Exercise description: Each line containing the word "amphibolite" needs to be copied.
┌─ Listing
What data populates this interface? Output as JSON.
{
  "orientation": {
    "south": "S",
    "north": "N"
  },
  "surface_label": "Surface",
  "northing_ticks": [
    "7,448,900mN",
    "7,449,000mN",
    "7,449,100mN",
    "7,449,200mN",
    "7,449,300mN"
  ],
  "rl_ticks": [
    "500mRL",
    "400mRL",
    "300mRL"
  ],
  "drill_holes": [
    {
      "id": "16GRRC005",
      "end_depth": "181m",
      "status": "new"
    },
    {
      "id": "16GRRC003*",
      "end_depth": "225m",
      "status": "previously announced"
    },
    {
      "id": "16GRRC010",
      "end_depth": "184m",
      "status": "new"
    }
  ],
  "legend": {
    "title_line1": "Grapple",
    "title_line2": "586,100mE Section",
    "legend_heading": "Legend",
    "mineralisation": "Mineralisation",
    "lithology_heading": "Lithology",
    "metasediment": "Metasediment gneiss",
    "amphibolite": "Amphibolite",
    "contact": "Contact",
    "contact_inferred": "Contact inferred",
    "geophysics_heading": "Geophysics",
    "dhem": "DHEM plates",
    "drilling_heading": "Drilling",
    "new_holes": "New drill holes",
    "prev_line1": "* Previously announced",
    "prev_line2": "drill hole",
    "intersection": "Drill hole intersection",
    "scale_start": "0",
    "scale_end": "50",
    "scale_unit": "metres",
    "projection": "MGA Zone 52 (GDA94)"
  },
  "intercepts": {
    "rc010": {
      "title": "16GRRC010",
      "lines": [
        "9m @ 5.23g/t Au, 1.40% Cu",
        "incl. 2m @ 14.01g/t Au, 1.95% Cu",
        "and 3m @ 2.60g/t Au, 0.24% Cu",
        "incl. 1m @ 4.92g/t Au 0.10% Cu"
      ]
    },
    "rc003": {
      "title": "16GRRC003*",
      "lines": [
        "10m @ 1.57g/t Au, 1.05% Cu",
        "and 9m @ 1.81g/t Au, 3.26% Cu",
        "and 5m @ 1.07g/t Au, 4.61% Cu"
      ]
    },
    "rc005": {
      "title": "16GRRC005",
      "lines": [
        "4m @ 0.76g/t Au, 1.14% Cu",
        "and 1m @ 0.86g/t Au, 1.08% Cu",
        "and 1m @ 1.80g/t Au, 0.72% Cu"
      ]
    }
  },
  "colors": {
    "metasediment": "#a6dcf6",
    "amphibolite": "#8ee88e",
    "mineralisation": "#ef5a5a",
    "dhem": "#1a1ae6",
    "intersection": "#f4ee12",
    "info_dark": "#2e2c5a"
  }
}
└─
Solution for this problem:
    "amphibolite": "Amphibolite",
    "amphibolite": "#8ee88e",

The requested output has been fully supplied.